## START PROVIDED RECORDS
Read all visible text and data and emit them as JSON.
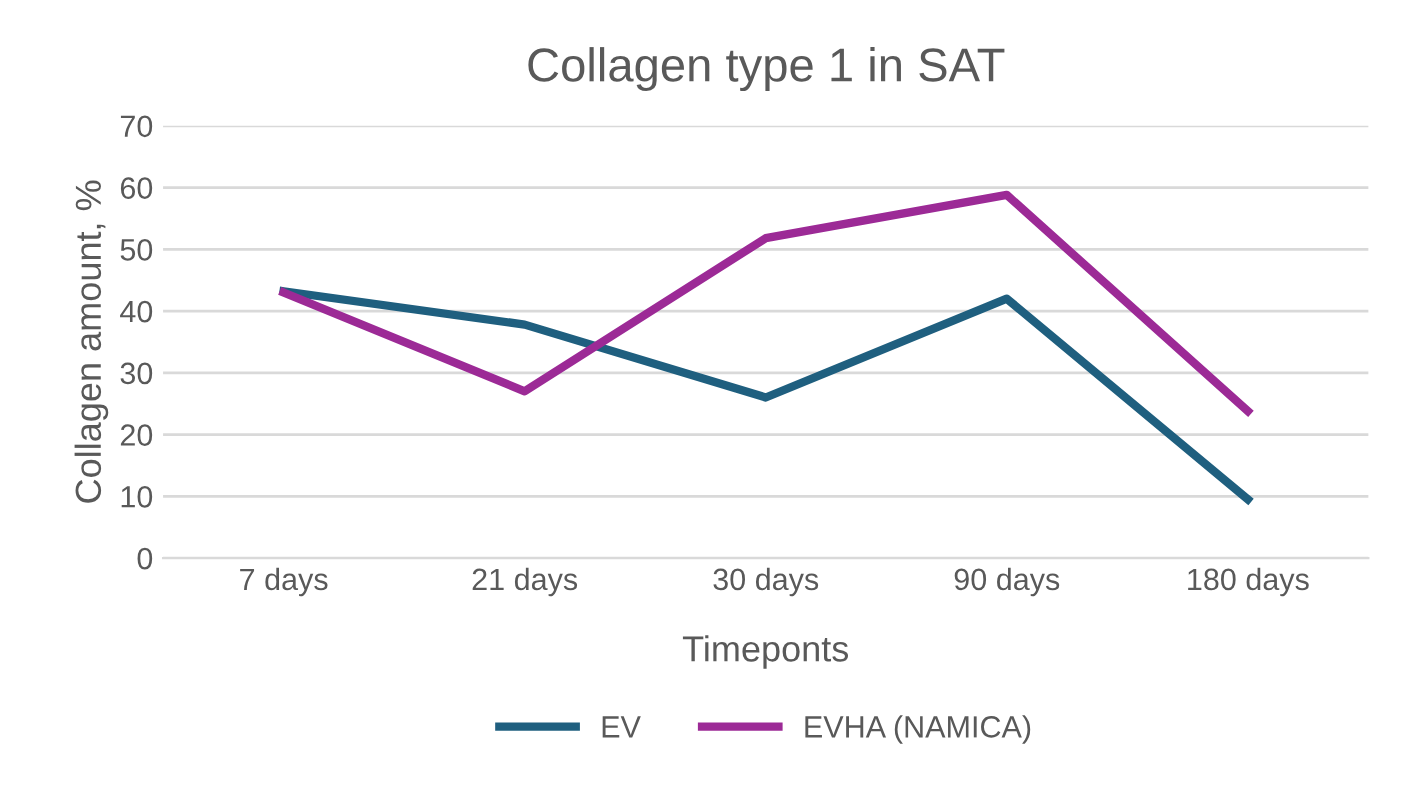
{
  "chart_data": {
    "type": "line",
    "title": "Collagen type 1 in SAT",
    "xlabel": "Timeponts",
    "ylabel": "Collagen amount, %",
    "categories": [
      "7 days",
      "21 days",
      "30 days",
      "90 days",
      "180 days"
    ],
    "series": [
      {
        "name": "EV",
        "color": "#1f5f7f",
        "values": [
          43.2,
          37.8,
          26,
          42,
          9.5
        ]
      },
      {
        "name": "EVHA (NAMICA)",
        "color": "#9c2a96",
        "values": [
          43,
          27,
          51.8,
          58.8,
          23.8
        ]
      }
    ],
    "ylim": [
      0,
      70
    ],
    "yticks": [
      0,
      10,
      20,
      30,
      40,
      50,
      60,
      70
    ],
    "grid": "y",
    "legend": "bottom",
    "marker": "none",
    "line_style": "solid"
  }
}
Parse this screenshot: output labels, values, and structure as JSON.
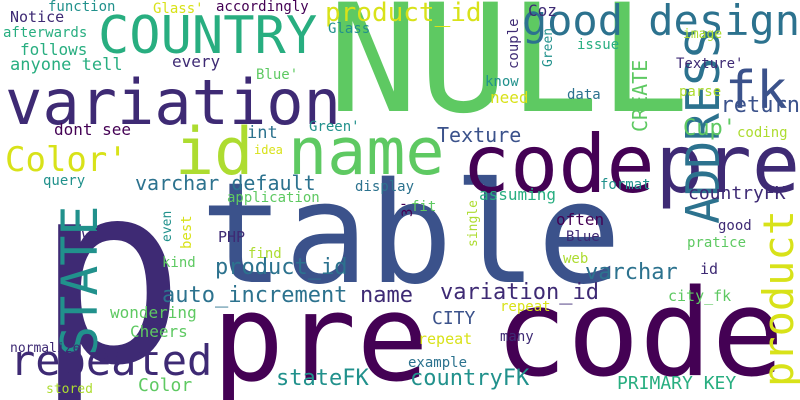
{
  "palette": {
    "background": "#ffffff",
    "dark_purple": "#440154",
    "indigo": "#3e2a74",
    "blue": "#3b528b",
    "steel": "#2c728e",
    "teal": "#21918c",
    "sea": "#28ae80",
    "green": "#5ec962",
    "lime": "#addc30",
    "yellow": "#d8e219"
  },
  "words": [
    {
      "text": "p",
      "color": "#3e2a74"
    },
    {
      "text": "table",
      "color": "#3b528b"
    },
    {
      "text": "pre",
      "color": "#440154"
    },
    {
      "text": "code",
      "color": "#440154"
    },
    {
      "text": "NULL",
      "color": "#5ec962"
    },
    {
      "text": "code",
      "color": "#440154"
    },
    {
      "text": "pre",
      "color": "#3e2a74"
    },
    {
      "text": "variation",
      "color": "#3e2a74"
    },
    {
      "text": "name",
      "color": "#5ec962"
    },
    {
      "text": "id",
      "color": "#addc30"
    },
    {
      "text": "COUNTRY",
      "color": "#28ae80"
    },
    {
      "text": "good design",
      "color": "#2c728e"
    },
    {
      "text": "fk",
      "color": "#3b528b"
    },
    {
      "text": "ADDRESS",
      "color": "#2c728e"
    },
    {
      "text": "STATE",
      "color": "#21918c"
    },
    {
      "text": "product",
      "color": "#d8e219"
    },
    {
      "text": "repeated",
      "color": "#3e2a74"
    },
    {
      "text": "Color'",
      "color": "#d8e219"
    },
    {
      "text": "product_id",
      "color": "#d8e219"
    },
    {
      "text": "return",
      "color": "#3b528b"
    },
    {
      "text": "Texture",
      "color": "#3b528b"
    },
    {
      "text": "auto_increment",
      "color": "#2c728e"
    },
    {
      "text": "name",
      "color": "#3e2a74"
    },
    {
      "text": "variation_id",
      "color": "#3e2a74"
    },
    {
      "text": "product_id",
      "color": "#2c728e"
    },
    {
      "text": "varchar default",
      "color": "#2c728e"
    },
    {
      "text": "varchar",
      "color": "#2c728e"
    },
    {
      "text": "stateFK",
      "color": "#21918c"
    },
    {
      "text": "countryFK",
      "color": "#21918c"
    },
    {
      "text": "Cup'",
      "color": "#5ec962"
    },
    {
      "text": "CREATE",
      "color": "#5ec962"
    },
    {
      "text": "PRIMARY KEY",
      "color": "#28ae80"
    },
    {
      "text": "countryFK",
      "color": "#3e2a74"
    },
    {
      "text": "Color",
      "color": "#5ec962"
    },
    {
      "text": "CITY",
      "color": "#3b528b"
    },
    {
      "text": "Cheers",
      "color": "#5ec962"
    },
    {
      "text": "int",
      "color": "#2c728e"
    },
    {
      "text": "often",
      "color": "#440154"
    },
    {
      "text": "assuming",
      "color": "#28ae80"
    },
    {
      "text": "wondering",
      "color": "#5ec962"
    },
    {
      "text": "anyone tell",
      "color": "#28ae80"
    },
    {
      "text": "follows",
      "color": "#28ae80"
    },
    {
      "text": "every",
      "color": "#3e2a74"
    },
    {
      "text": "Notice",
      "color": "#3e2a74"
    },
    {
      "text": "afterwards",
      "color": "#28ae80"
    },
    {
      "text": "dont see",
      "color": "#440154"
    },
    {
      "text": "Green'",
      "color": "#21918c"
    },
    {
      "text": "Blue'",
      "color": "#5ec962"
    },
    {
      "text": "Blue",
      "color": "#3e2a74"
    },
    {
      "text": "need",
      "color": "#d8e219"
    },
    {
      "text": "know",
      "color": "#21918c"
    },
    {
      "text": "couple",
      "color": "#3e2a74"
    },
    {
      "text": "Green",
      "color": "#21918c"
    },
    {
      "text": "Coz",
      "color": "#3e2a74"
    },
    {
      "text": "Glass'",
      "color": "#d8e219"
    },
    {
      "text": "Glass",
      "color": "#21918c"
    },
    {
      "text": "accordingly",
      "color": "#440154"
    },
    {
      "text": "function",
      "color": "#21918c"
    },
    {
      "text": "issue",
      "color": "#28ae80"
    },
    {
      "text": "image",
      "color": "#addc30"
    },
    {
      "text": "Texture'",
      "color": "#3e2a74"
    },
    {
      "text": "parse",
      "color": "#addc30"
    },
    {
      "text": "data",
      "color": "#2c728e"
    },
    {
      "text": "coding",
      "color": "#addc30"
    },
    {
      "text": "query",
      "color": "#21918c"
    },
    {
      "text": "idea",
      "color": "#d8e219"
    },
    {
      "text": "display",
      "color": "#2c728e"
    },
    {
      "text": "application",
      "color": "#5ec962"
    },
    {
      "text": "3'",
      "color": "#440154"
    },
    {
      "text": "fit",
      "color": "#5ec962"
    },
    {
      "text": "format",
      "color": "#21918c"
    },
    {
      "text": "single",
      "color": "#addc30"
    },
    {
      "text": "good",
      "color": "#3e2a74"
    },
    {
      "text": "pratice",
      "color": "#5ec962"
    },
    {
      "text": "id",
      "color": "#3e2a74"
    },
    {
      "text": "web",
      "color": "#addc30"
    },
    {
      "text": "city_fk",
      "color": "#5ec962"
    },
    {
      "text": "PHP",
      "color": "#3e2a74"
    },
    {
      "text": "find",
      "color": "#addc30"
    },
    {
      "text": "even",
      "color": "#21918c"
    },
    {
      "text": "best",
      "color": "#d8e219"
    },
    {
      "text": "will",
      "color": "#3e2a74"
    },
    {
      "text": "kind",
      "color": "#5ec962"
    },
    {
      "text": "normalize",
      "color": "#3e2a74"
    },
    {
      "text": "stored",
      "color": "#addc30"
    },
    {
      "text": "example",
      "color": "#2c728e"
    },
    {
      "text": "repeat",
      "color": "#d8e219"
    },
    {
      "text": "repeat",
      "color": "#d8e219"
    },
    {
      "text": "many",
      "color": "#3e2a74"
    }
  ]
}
## END PROVIDED RECORDS
Repeat the material above in full and exactly, omitting the pictures.

Read all visible text and data and emit them as JSON.
{
  "chart_data": {
    "type": "line",
    "title": "Collagen type 1 in SAT",
    "xlabel": "Timeponts",
    "ylabel": "Collagen amount, %",
    "categories": [
      "7 days",
      "21 days",
      "30 days",
      "90 days",
      "180 days"
    ],
    "series": [
      {
        "name": "EV",
        "color": "#1f5f7f",
        "values": [
          43.2,
          37.8,
          26,
          42,
          9.5
        ]
      },
      {
        "name": "EVHA (NAMICA)",
        "color": "#9c2a96",
        "values": [
          43,
          27,
          51.8,
          58.8,
          23.8
        ]
      }
    ],
    "ylim": [
      0,
      70
    ],
    "yticks": [
      0,
      10,
      20,
      30,
      40,
      50,
      60,
      70
    ],
    "grid": "y",
    "legend": "bottom",
    "marker": "none",
    "line_style": "solid"
  }
}
Parse this screenshot: output labels, values, and structure as JSON.
{
  "palette": {
    "background": "#ffffff",
    "dark_purple": "#440154",
    "indigo": "#3e2a74",
    "blue": "#3b528b",
    "steel": "#2c728e",
    "teal": "#21918c",
    "sea": "#28ae80",
    "green": "#5ec962",
    "lime": "#addc30",
    "yellow": "#d8e219"
  },
  "words": [
    {
      "text": "p",
      "color": "#3e2a74"
    },
    {
      "text": "table",
      "color": "#3b528b"
    },
    {
      "text": "pre",
      "color": "#440154"
    },
    {
      "text": "code",
      "color": "#440154"
    },
    {
      "text": "NULL",
      "color": "#5ec962"
    },
    {
      "text": "code",
      "color": "#440154"
    },
    {
      "text": "pre",
      "color": "#3e2a74"
    },
    {
      "text": "variation",
      "color": "#3e2a74"
    },
    {
      "text": "name",
      "color": "#5ec962"
    },
    {
      "text": "id",
      "color": "#addc30"
    },
    {
      "text": "COUNTRY",
      "color": "#28ae80"
    },
    {
      "text": "good design",
      "color": "#2c728e"
    },
    {
      "text": "fk",
      "color": "#3b528b"
    },
    {
      "text": "ADDRESS",
      "color": "#2c728e"
    },
    {
      "text": "STATE",
      "color": "#21918c"
    },
    {
      "text": "product",
      "color": "#d8e219"
    },
    {
      "text": "repeated",
      "color": "#3e2a74"
    },
    {
      "text": "Color'",
      "color": "#d8e219"
    },
    {
      "text": "product_id",
      "color": "#d8e219"
    },
    {
      "text": "return",
      "color": "#3b528b"
    },
    {
      "text": "Texture",
      "color": "#3b528b"
    },
    {
      "text": "auto_increment",
      "color": "#2c728e"
    },
    {
      "text": "name",
      "color": "#3e2a74"
    },
    {
      "text": "variation_id",
      "color": "#3e2a74"
    },
    {
      "text": "product_id",
      "color": "#2c728e"
    },
    {
      "text": "varchar default",
      "color": "#2c728e"
    },
    {
      "text": "varchar",
      "color": "#2c728e"
    },
    {
      "text": "stateFK",
      "color": "#21918c"
    },
    {
      "text": "countryFK",
      "color": "#21918c"
    },
    {
      "text": "Cup'",
      "color": "#5ec962"
    },
    {
      "text": "CREATE",
      "color": "#5ec962"
    },
    {
      "text": "PRIMARY KEY",
      "color": "#28ae80"
    },
    {
      "text": "countryFK",
      "color": "#3e2a74"
    },
    {
      "text": "Color",
      "color": "#5ec962"
    },
    {
      "text": "CITY",
      "color": "#3b528b"
    },
    {
      "text": "Cheers",
      "color": "#5ec962"
    },
    {
      "text": "int",
      "color": "#2c728e"
    },
    {
      "text": "often",
      "color": "#440154"
    },
    {
      "text": "assuming",
      "color": "#28ae80"
    },
    {
      "text": "wondering",
      "color": "#5ec962"
    },
    {
      "text": "anyone tell",
      "color": "#28ae80"
    },
    {
      "text": "follows",
      "color": "#28ae80"
    },
    {
      "text": "every",
      "color": "#3e2a74"
    },
    {
      "text": "Notice",
      "color": "#3e2a74"
    },
    {
      "text": "afterwards",
      "color": "#28ae80"
    },
    {
      "text": "dont see",
      "color": "#440154"
    },
    {
      "text": "Green'",
      "color": "#21918c"
    },
    {
      "text": "Blue'",
      "color": "#5ec962"
    },
    {
      "text": "Blue",
      "color": "#3e2a74"
    },
    {
      "text": "need",
      "color": "#d8e219"
    },
    {
      "text": "know",
      "color": "#21918c"
    },
    {
      "text": "couple",
      "color": "#3e2a74"
    },
    {
      "text": "Green",
      "color": "#21918c"
    },
    {
      "text": "Coz",
      "color": "#3e2a74"
    },
    {
      "text": "Glass'",
      "color": "#d8e219"
    },
    {
      "text": "Glass",
      "color": "#21918c"
    },
    {
      "text": "accordingly",
      "color": "#440154"
    },
    {
      "text": "function",
      "color": "#21918c"
    },
    {
      "text": "issue",
      "color": "#28ae80"
    },
    {
      "text": "image",
      "color": "#addc30"
    },
    {
      "text": "Texture'",
      "color": "#3e2a74"
    },
    {
      "text": "parse",
      "color": "#addc30"
    },
    {
      "text": "data",
      "color": "#2c728e"
    },
    {
      "text": "coding",
      "color": "#addc30"
    },
    {
      "text": "query",
      "color": "#21918c"
    },
    {
      "text": "idea",
      "color": "#d8e219"
    },
    {
      "text": "display",
      "color": "#2c728e"
    },
    {
      "text": "application",
      "color": "#5ec962"
    },
    {
      "text": "3'",
      "color": "#440154"
    },
    {
      "text": "fit",
      "color": "#5ec962"
    },
    {
      "text": "format",
      "color": "#21918c"
    },
    {
      "text": "single",
      "color": "#addc30"
    },
    {
      "text": "good",
      "color": "#3e2a74"
    },
    {
      "text": "pratice",
      "color": "#5ec962"
    },
    {
      "text": "id",
      "color": "#3e2a74"
    },
    {
      "text": "web",
      "color": "#addc30"
    },
    {
      "text": "city_fk",
      "color": "#5ec962"
    },
    {
      "text": "PHP",
      "color": "#3e2a74"
    },
    {
      "text": "find",
      "color": "#addc30"
    },
    {
      "text": "even",
      "color": "#21918c"
    },
    {
      "text": "best",
      "color": "#d8e219"
    },
    {
      "text": "will",
      "color": "#3e2a74"
    },
    {
      "text": "kind",
      "color": "#5ec962"
    },
    {
      "text": "normalize",
      "color": "#3e2a74"
    },
    {
      "text": "stored",
      "color": "#addc30"
    },
    {
      "text": "example",
      "color": "#2c728e"
    },
    {
      "text": "repeat",
      "color": "#d8e219"
    },
    {
      "text": "repeat",
      "color": "#d8e219"
    },
    {
      "text": "many",
      "color": "#3e2a74"
    }
  ]
}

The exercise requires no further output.